• The exercise: Copy the passage of the parser development notes from "Each needs to" up to and including "be reworked completely.", switching every "javadocs" to "API docs".

• Document text:
____

This would provide a concrete implementation of createTag in
CompositeTagScanner, removing a lot of near duplicate code from the
scanners, and allow end users to plug in their own tags via a call like
setTagFor ("BODY", new myBodyTag())
on the Parser. The end user wouldn't have to create or replace a scanner
to get their own tags out. Getting rid of the data package cleared up a
lot of questions regarding the interaction scanners have with tags. In
general, the scanner now creates the tag in a very straight forward
bean-like manner:
ret = new Div ();
ret.setPage (page);
ret.setStartPosition (start);
ret.setEndPosition (end);
ret.setAttributesEx (attributes);
ret.setStartTag (startTag);
ret.setEndTag (endTag);
ret.setChildren (children);
This is nearly always the same in every scanner, only the tag name is
different. The oddball cases have been highlighted with a
// special step here...
comment in the code. These special steps mostly revolve around
meta-information available in scanners only (i.e. base href), or
handling of nesting with a stack construct. It shouldn't be too much
trouble to make these all go away.
Scanners
--------
The script scanner has been replaced. It can be considered as a first
pass at what needs to be done to replace the generic
CompositeTagScanner. The use of the underlying lexer makes these
specialty scanners much easier.
Unit Tests
----------
The remaining failing unit tests show up the changed functionality.
Each needs to be examined, a decision on the 'correct' behaviour made,
and the code or test altered accordingly.
Documentation
-------------
As of now, it's more likely that the javadocs are lying to you than
providing any helpful advice. This needs to be reworked completely.
As you can see there's lots of work to do, so anyone with a death wish
can jump in. I'll be working my way from top to bottom of the JUnit
errors list and commiting and notifying the developer list after each of
them. So go ahead and do a take from CVS and jump in the middle with
anything that appeals. Keep the list posted and update your CVS tree
often (or subscribe to the htmlparsre-cvs mailing list for interrupt
driven notification rather than polled notification).
|

____

Annotated region listings:
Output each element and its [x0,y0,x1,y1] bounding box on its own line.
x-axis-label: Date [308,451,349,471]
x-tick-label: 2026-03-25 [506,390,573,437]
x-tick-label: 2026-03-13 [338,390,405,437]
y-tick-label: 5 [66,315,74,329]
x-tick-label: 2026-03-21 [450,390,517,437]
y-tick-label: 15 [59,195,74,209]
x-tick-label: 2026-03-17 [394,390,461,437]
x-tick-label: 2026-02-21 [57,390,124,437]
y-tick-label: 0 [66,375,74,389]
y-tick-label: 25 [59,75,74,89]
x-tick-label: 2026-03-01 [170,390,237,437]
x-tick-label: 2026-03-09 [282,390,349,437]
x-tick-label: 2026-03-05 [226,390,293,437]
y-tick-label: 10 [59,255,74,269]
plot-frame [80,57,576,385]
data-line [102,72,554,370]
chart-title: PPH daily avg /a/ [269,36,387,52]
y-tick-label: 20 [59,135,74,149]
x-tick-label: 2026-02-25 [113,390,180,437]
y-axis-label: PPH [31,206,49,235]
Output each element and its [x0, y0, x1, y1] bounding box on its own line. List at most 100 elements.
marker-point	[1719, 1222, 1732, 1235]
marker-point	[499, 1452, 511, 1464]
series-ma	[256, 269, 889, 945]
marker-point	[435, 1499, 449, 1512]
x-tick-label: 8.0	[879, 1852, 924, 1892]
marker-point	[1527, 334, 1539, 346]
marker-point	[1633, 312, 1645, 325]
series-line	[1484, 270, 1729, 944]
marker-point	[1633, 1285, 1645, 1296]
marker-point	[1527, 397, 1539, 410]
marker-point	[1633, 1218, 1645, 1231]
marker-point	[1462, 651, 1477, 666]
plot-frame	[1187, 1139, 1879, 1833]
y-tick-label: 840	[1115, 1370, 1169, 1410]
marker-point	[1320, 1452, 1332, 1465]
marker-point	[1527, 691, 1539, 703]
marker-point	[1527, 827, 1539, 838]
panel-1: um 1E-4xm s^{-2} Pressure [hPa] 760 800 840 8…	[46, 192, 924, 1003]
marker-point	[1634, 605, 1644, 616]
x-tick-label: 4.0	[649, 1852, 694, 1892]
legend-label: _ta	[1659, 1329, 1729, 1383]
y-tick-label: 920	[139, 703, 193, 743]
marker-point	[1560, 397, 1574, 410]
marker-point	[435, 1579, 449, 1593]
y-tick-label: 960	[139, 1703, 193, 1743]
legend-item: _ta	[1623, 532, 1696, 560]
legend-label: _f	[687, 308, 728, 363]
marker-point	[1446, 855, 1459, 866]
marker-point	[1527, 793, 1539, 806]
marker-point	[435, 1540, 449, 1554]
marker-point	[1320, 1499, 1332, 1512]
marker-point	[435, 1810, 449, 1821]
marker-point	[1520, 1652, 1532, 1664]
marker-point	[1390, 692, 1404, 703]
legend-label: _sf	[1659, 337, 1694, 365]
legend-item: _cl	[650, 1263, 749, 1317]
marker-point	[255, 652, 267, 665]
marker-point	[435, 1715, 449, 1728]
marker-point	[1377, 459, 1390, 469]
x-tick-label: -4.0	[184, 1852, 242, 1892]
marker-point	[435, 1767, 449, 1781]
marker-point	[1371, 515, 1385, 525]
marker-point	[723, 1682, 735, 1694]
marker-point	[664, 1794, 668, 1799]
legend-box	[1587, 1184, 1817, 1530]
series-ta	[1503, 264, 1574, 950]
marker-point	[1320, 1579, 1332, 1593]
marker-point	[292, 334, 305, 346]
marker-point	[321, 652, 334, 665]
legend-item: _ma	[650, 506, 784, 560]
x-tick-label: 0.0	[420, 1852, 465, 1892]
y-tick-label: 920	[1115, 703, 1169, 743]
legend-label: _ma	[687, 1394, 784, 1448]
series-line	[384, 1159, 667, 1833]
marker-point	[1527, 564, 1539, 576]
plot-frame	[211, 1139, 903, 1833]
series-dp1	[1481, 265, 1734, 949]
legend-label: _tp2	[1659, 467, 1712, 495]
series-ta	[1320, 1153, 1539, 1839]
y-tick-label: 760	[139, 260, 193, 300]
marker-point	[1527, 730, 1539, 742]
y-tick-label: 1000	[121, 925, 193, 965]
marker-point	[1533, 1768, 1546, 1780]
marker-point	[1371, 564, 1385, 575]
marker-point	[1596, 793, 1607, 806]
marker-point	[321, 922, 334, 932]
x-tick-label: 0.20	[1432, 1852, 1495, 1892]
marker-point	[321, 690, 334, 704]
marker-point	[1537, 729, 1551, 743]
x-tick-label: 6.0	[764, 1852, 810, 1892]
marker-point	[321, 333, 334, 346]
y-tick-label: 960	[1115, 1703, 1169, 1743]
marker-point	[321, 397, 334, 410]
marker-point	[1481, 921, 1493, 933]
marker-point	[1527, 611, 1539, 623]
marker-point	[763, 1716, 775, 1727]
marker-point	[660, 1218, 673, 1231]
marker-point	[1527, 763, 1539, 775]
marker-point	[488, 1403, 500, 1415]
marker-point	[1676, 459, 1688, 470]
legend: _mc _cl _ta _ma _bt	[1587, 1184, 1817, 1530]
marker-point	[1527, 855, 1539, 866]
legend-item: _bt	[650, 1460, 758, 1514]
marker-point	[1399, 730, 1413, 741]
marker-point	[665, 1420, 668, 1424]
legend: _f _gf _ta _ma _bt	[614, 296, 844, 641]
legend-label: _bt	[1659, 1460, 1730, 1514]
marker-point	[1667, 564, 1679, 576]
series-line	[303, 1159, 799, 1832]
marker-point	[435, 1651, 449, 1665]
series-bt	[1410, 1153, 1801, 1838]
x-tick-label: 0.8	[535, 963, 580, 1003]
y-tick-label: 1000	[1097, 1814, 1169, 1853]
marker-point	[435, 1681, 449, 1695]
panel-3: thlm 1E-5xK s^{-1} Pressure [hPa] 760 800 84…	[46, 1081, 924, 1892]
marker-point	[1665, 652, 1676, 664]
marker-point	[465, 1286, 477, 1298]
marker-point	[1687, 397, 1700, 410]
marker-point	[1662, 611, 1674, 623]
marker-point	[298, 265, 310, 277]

____

• Full output:
Each needs to be examined, a decision on the 'correct' behaviour made,
and the code or test altered accordingly.
Documentation
-------------
As of now, it's more likely that the API docs are lying to you than
providing any helpful advice. This needs to be reworked completely.